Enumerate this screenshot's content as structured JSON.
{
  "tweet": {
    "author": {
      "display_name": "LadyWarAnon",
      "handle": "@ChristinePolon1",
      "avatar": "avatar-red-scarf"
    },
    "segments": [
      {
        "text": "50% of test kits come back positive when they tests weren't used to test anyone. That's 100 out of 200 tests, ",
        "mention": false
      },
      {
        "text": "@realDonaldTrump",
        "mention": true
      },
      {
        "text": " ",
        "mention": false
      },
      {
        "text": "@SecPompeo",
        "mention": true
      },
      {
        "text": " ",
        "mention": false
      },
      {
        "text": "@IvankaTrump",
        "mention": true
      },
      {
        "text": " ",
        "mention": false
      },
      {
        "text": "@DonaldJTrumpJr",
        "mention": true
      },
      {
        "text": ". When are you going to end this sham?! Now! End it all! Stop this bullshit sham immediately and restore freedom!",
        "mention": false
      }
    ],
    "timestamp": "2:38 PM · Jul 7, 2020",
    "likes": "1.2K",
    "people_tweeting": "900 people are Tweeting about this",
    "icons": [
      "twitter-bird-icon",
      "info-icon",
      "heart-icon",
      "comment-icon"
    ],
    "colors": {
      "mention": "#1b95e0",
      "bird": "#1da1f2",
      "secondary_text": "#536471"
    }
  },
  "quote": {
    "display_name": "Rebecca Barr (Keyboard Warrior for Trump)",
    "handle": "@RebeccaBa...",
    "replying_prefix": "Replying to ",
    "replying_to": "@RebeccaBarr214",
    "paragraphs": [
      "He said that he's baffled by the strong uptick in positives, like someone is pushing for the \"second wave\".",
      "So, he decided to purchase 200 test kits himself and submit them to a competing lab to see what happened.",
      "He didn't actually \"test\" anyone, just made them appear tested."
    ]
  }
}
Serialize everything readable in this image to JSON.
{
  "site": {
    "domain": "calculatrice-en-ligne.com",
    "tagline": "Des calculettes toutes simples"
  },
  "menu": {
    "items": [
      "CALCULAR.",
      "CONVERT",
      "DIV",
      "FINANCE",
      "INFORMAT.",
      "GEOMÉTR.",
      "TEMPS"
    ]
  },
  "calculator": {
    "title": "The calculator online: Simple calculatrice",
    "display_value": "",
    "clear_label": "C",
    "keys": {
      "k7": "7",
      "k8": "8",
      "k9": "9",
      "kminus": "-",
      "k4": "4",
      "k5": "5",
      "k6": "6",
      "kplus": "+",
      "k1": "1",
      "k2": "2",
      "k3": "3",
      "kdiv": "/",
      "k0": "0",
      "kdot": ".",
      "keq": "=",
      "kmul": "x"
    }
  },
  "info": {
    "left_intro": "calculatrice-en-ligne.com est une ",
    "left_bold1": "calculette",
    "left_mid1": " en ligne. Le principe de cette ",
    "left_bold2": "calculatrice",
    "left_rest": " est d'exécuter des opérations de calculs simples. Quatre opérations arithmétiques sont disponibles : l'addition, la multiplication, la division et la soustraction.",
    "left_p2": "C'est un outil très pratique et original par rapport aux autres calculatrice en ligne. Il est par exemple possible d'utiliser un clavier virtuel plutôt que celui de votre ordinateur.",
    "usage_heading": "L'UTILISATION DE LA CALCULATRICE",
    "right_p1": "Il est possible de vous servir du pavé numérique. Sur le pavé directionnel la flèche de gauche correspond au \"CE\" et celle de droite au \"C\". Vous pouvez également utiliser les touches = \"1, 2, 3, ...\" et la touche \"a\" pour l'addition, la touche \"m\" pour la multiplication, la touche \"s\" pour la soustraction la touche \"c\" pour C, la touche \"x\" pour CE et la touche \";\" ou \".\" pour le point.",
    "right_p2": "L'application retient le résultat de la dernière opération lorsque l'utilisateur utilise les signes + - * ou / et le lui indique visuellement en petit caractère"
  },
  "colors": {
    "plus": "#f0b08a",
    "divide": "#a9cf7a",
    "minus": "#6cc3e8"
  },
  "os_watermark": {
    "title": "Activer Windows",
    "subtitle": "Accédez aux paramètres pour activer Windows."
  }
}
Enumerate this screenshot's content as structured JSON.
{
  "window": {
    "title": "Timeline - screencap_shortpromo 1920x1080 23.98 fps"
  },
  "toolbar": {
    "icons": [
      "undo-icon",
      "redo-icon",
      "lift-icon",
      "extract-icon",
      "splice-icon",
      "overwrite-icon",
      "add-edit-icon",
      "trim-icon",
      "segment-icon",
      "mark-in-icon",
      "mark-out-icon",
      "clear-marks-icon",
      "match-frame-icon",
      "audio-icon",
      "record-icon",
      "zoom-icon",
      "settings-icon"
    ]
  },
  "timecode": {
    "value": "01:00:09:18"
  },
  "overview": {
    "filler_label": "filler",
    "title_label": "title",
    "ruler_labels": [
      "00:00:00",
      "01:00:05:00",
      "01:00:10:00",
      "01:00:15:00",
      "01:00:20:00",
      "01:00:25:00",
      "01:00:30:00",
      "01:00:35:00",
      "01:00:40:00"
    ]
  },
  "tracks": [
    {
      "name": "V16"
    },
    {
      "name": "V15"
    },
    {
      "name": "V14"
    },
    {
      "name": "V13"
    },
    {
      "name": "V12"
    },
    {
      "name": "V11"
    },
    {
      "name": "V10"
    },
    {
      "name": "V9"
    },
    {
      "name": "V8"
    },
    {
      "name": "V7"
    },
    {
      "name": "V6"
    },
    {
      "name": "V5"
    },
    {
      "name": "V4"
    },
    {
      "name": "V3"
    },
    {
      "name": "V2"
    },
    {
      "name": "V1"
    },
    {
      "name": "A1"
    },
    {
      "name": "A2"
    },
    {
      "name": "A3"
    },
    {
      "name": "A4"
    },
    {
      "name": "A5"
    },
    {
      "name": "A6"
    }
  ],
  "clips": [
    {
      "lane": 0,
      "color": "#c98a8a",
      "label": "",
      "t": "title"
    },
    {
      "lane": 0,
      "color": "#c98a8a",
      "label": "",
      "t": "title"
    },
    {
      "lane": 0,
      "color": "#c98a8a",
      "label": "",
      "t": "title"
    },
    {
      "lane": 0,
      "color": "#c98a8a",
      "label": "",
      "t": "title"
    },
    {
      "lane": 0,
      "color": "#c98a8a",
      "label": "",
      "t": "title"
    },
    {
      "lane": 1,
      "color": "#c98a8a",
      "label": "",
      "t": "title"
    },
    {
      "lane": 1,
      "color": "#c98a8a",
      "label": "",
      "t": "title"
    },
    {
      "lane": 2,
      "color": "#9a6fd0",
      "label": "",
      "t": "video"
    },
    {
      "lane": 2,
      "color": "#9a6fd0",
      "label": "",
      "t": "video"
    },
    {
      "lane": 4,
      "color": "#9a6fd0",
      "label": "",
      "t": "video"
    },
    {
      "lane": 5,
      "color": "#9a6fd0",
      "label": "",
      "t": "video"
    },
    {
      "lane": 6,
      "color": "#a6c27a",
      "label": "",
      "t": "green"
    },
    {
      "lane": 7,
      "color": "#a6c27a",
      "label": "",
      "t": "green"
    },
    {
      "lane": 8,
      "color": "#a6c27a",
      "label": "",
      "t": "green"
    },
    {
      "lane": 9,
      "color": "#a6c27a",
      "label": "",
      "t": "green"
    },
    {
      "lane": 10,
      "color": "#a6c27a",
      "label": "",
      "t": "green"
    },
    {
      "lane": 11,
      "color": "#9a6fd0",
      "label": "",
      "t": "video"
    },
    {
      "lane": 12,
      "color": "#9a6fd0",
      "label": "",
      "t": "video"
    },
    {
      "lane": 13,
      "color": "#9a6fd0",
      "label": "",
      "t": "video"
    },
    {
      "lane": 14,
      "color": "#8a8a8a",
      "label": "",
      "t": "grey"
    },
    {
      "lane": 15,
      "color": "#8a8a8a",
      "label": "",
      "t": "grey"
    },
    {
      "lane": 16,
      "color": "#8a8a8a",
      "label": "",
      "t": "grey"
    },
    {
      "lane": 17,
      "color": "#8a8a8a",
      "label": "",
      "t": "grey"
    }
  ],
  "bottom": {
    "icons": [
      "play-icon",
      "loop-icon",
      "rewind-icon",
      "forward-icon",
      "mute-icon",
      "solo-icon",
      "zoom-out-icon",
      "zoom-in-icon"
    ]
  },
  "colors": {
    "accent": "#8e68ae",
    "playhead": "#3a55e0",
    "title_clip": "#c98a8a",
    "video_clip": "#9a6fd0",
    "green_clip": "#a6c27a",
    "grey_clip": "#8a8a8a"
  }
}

■ Given instruction ■
Every line of the records that includes the word "them" should be gathered.

■ Task solution ■
      "So, he decided to purchase 200 test kits himself and submit them to a competing lab to see what happened.",
      "He didn't actually \"test\" anyone, just made them appear tested."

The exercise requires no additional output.